- [What you have to do] Examine the entries and show every line in which the word "lieben" is found.

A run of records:
§
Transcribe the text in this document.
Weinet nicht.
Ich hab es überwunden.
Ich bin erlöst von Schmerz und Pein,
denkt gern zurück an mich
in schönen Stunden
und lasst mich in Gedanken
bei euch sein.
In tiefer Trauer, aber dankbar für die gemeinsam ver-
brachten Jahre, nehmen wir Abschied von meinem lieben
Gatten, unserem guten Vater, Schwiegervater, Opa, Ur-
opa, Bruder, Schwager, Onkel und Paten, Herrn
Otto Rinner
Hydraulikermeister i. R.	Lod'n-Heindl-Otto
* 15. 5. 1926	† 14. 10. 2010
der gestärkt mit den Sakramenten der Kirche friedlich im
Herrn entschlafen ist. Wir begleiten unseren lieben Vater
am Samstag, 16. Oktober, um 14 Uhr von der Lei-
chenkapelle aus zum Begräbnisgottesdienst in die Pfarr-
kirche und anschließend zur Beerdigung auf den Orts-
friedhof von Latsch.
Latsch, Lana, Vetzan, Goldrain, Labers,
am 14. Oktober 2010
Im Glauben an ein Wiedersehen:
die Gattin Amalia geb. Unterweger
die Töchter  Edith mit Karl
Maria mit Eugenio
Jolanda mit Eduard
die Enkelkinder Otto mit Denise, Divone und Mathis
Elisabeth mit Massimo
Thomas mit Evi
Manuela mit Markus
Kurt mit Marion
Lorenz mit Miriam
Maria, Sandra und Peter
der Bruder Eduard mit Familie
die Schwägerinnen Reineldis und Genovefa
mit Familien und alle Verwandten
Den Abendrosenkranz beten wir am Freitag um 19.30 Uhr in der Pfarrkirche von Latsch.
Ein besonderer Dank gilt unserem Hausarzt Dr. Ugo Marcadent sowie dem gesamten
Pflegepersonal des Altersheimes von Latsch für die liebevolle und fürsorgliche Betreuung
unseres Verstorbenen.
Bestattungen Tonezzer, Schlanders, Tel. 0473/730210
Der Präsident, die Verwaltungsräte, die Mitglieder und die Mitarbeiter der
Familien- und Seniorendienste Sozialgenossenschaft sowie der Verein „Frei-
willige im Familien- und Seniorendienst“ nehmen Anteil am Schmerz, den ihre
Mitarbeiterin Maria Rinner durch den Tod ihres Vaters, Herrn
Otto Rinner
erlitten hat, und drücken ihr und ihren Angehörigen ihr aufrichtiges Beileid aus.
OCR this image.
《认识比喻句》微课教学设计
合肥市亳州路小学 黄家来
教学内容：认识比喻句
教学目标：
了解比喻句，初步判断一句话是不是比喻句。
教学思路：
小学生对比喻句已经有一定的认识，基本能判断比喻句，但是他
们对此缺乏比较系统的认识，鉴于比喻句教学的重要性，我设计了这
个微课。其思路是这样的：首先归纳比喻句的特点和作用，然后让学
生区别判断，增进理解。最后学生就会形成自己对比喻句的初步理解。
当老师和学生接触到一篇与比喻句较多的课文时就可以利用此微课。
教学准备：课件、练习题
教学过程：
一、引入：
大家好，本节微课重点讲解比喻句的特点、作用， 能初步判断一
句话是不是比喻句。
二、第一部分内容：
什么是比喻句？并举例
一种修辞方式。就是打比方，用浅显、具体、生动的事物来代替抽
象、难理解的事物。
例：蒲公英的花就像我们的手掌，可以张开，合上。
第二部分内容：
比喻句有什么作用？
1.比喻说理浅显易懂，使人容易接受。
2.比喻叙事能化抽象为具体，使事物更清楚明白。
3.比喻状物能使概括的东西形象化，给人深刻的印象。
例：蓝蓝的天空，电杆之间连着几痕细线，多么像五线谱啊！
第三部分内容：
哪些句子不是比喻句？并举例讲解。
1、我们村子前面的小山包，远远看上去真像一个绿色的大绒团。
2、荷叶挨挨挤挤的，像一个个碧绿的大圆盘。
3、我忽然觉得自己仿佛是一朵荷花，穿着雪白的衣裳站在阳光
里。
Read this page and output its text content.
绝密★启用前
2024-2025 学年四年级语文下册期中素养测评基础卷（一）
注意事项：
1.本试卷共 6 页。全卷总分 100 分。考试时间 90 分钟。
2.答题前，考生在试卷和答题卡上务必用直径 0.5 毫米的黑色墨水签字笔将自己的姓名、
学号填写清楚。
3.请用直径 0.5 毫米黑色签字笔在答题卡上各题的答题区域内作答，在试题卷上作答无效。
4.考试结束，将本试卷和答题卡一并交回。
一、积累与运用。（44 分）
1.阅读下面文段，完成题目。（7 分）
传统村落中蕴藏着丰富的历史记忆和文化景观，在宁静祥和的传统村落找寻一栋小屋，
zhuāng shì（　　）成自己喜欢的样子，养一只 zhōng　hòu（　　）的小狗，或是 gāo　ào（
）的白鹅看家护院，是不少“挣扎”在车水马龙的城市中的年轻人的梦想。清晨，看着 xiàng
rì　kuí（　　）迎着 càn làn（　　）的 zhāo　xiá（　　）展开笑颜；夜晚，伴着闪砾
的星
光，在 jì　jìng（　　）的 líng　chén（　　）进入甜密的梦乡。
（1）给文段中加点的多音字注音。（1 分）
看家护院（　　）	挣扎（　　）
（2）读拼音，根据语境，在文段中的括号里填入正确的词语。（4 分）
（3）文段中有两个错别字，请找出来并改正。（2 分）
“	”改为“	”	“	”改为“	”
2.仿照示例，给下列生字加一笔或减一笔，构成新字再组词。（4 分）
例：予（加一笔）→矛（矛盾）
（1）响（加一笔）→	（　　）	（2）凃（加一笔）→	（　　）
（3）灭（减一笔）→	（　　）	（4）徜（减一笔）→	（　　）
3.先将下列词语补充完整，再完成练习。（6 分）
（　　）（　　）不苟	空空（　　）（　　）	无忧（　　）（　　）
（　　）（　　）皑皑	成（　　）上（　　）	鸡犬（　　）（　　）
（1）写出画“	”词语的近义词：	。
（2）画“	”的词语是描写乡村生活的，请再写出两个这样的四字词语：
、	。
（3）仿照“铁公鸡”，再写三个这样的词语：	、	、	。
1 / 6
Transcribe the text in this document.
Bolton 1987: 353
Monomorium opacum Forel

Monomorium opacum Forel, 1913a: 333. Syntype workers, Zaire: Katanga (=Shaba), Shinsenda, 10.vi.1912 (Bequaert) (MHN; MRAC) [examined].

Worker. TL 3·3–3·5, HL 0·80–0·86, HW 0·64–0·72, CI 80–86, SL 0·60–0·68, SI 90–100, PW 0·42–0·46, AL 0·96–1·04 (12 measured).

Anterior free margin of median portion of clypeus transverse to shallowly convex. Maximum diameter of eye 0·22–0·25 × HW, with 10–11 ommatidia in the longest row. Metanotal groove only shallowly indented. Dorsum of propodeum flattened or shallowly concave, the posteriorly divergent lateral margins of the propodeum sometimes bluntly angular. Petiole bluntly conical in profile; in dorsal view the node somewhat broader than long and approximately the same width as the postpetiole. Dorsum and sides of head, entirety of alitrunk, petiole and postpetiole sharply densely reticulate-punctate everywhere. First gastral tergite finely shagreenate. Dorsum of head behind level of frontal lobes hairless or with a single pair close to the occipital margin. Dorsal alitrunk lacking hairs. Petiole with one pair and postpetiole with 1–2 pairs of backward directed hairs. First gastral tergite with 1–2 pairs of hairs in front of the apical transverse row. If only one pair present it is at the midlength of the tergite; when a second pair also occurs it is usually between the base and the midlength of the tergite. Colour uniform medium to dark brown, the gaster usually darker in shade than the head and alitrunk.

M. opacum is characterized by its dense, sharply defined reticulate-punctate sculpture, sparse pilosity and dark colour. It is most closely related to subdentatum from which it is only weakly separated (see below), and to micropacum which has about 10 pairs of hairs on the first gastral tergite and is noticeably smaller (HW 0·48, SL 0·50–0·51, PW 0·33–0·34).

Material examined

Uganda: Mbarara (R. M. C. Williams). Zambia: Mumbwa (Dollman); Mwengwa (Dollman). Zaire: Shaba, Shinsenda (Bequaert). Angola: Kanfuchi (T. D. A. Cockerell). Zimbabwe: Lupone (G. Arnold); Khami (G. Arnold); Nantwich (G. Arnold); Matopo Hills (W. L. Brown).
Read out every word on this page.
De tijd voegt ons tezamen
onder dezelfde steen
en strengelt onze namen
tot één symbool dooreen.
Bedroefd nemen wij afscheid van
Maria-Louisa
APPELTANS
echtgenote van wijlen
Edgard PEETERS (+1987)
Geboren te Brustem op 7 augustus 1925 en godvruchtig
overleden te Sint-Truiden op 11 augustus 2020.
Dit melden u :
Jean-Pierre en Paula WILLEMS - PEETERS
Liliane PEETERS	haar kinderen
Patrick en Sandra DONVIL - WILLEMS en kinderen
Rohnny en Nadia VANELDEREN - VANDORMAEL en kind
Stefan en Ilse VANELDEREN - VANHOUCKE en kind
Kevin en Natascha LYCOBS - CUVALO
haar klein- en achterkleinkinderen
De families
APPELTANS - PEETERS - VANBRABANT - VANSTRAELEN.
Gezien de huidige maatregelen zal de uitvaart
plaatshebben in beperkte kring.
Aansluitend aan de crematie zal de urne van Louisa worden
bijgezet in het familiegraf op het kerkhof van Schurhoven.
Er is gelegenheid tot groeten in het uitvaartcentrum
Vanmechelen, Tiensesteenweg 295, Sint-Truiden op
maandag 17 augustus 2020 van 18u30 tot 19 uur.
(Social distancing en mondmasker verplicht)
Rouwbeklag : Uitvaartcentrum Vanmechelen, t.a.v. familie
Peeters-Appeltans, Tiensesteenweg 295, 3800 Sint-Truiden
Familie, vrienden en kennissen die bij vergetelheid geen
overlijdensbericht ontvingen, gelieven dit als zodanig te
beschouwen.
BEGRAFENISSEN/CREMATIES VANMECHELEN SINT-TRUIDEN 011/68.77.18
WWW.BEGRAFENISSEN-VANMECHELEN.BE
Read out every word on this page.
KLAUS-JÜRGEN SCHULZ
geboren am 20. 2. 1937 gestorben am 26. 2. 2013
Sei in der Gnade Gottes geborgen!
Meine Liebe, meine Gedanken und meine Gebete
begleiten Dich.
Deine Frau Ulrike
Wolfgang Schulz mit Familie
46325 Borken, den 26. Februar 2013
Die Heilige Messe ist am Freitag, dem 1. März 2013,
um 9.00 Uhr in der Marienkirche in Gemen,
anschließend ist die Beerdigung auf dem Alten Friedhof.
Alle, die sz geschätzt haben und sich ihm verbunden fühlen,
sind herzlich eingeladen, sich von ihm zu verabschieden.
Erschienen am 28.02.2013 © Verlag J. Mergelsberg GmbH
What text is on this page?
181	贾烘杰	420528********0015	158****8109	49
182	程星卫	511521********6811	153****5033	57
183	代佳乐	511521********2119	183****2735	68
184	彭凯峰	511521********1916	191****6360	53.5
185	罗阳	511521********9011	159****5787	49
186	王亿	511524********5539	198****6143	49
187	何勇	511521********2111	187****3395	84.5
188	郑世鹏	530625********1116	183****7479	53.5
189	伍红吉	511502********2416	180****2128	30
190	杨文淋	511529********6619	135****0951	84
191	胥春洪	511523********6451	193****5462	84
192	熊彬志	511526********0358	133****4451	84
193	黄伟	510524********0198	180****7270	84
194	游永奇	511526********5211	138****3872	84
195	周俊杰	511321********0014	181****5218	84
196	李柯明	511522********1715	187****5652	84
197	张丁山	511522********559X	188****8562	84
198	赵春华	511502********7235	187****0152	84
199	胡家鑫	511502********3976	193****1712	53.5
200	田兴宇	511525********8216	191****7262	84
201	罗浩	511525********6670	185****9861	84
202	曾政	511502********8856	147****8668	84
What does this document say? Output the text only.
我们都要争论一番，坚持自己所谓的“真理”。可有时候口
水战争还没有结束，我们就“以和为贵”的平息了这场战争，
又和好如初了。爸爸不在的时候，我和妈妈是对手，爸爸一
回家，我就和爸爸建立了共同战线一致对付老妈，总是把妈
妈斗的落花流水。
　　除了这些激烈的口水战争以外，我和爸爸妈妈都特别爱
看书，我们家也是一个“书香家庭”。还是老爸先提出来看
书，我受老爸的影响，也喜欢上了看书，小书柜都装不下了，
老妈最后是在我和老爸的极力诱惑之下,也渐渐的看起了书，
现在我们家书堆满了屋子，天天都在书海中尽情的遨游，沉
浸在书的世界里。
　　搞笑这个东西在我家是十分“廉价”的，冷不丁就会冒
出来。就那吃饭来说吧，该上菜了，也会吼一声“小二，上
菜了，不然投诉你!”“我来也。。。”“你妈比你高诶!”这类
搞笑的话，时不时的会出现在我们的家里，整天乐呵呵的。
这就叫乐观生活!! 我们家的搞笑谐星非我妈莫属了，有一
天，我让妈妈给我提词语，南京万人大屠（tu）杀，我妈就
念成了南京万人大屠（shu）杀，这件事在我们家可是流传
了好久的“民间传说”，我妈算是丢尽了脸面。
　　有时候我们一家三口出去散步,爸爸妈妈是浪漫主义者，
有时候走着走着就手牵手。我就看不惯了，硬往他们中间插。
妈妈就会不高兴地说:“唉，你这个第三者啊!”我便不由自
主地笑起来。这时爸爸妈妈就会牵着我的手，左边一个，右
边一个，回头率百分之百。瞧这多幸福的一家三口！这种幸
§
- [Exercise result]
brachten Jahre, nehmen wir Abschied von meinem lieben
Herrn entschlafen ist. Wir begleiten unseren lieben Vater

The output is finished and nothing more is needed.